- Directive -
What follows is a listing. Return every line of it exactly.

********

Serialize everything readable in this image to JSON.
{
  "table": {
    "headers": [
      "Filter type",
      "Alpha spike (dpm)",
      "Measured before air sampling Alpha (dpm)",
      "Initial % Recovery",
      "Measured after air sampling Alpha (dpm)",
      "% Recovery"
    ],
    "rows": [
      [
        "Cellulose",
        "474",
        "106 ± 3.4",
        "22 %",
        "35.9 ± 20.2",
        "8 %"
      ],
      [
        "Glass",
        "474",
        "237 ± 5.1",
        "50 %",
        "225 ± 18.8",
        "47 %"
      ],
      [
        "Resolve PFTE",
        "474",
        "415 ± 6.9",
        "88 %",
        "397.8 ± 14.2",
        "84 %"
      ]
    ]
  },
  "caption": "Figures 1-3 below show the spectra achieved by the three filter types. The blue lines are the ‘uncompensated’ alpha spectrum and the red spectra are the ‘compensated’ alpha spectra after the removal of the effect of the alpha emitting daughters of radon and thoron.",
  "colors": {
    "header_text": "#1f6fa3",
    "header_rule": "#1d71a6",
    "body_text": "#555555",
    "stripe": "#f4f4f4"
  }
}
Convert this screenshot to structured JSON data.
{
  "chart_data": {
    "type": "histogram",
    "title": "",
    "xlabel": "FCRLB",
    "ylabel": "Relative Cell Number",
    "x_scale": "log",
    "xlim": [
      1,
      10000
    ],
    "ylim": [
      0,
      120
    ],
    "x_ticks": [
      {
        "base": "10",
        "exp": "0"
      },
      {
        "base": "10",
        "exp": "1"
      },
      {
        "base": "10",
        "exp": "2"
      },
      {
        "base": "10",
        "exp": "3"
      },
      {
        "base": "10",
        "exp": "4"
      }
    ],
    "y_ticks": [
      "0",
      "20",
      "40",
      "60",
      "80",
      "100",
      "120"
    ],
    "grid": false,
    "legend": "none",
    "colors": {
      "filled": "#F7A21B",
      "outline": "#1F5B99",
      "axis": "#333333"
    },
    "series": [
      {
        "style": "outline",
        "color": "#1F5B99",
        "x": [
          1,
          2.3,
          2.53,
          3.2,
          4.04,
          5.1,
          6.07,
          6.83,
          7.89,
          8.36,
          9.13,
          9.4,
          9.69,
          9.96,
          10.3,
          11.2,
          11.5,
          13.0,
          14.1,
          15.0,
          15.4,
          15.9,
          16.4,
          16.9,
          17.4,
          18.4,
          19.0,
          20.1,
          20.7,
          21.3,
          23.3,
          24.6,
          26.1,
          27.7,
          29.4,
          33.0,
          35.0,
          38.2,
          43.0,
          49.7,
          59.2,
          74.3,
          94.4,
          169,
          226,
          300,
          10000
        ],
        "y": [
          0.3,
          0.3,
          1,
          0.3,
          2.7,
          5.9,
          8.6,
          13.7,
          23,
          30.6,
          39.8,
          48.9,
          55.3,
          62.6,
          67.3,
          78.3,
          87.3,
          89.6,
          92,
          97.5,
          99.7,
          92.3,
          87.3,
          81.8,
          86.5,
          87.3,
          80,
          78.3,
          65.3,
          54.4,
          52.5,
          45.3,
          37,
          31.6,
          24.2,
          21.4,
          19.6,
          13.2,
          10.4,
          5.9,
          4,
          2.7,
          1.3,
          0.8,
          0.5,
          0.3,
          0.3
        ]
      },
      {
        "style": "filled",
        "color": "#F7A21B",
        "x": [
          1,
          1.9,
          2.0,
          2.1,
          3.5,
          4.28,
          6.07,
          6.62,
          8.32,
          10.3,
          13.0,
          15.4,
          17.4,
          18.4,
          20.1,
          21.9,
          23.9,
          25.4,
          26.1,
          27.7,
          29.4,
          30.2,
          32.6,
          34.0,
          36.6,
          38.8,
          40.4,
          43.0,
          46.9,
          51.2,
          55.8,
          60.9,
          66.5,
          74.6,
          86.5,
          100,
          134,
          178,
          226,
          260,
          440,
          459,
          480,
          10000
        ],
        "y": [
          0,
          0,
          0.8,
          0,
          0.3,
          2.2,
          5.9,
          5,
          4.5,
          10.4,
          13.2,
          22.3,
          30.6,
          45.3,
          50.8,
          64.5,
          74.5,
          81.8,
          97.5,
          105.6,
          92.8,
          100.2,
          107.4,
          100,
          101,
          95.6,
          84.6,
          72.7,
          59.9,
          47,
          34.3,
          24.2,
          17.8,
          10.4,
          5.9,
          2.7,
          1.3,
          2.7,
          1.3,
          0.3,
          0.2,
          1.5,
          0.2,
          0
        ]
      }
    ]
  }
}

********

- Completed exercise -
Serialize everything readable in this image to JSON.
{
  "table": {
    "headers": [
      "Filter type",
      "Alpha spike (dpm)",
      "Measured before air sampling Alpha (dpm)",
      "Initial % Recovery",
      "Measured after air sampling Alpha (dpm)",
      "% Recovery"
    ],
    "rows": [
      [
        "Cellulose",
        "474",
        "106 ± 3.4",
        "22 %",
        "35.9 ± 20.2",
        "8 %"
      ],
      [
        "Glass",
        "474",
        "237 ± 5.1",
        "50 %",
        "225 ± 18.8",
        "47 %"
      ],
      [
        "Resolve PFTE",
        "474",
        "415 ± 6.9",
        "88 %",
        "397.8 ± 14.2",
        "84 %"
      ]
    ]
  },
  "caption": "Figures 1-3 below show the spectra achieved by the three filter types. The blue lines are the ‘uncompensated’ alpha spectrum and the red spectra are the ‘compensated’ alpha spectra after the removal of the effect of the alpha emitting daughters of radon and thoron.",
  "colors": {
    "header_text": "#1f6fa3",
    "header_rule": "#1d71a6",
    "body_text": "#555555",
    "stripe": "#f4f4f4"
  }
}
Convert this screenshot to structured JSON data.
{
  "chart_data": {
    "type": "histogram",
    "title": "",
    "xlabel": "FCRLB",
    "ylabel": "Relative Cell Number",
    "x_scale": "log",
    "xlim": [
      1,
      10000
    ],
    "ylim": [
      0,
      120
    ],
    "x_ticks": [
      {
        "base": "10",
        "exp": "0"
      },
      {
        "base": "10",
        "exp": "1"
      },
      {
        "base": "10",
        "exp": "2"
      },
      {
        "base": "10",
        "exp": "3"
      },
      {
        "base": "10",
        "exp": "4"
      }
    ],
    "y_ticks": [
      "0",
      "20",
      "40",
      "60",
      "80",
      "100",
      "120"
    ],
    "grid": false,
    "legend": "none",
    "colors": {
      "filled": "#F7A21B",
      "outline": "#1F5B99",
      "axis": "#333333"
    },
    "series": [
      {
        "style": "outline",
        "color": "#1F5B99",
        "x": [
          1,
          2.3,
          2.53,
          3.2,
          4.04,
          5.1,
          6.07,
          6.83,
          7.89,
          8.36,
          9.13,
          9.4,
          9.69,
          9.96,
          10.3,
          11.2,
          11.5,
          13.0,
          14.1,
          15.0,
          15.4,
          15.9,
          16.4,
          16.9,
          17.4,
          18.4,
          19.0,
          20.1,
          20.7,
          21.3,
          23.3,
          24.6,
          26.1,
          27.7,
          29.4,
          33.0,
          35.0,
          38.2,
          43.0,
          49.7,
          59.2,
          74.3,
          94.4,
          169,
          226,
          300,
          10000
        ],
        "y": [
          0.3,
          0.3,
          1,
          0.3,
          2.7,
          5.9,
          8.6,
          13.7,
          23,
          30.6,
          39.8,
          48.9,
          55.3,
          62.6,
          67.3,
          78.3,
          87.3,
          89.6,
          92,
          97.5,
          99.7,
          92.3,
          87.3,
          81.8,
          86.5,
          87.3,
          80,
          78.3,
          65.3,
          54.4,
          52.5,
          45.3,
          37,
          31.6,
          24.2,
          21.4,
          19.6,
          13.2,
          10.4,
          5.9,
          4,
          2.7,
          1.3,
          0.8,
          0.5,
          0.3,
          0.3
        ]
      },
      {
        "style": "filled",
        "color": "#F7A21B",
        "x": [
          1,
          1.9,
          2.0,
          2.1,
          3.5,
          4.28,
          6.07,
          6.62,
          8.32,
          10.3,
          13.0,
          15.4,
          17.4,
          18.4,
          20.1,
          21.9,
          23.9,
          25.4,
          26.1,
          27.7,
          29.4,
          30.2,
          32.6,
          34.0,
          36.6,
          38.8,
          40.4,
          43.0,
          46.9,
          51.2,
          55.8,
          60.9,
          66.5,
          74.6,
          86.5,
          100,
          134,
          178,
          226,
          260,
          440,
          459,
          480,
          10000
        ],
        "y": [
          0,
          0,
          0.8,
          0,
          0.3,
          2.2,
          5.9,
          5,
          4.5,
          10.4,
          13.2,
          22.3,
          30.6,
          45.3,
          50.8,
          64.5,
          74.5,
          81.8,
          97.5,
          105.6,
          92.8,
          100.2,
          107.4,
          100,
          101,
          95.6,
          84.6,
          72.7,
          59.9,
          47,
          34.3,
          24.2,
          17.8,
          10.4,
          5.9,
          2.7,
          1.3,
          2.7,
          1.3,
          0.3,
          0.2,
          1.5,
          0.2,
          0
        ]
      }
    ]
  }
}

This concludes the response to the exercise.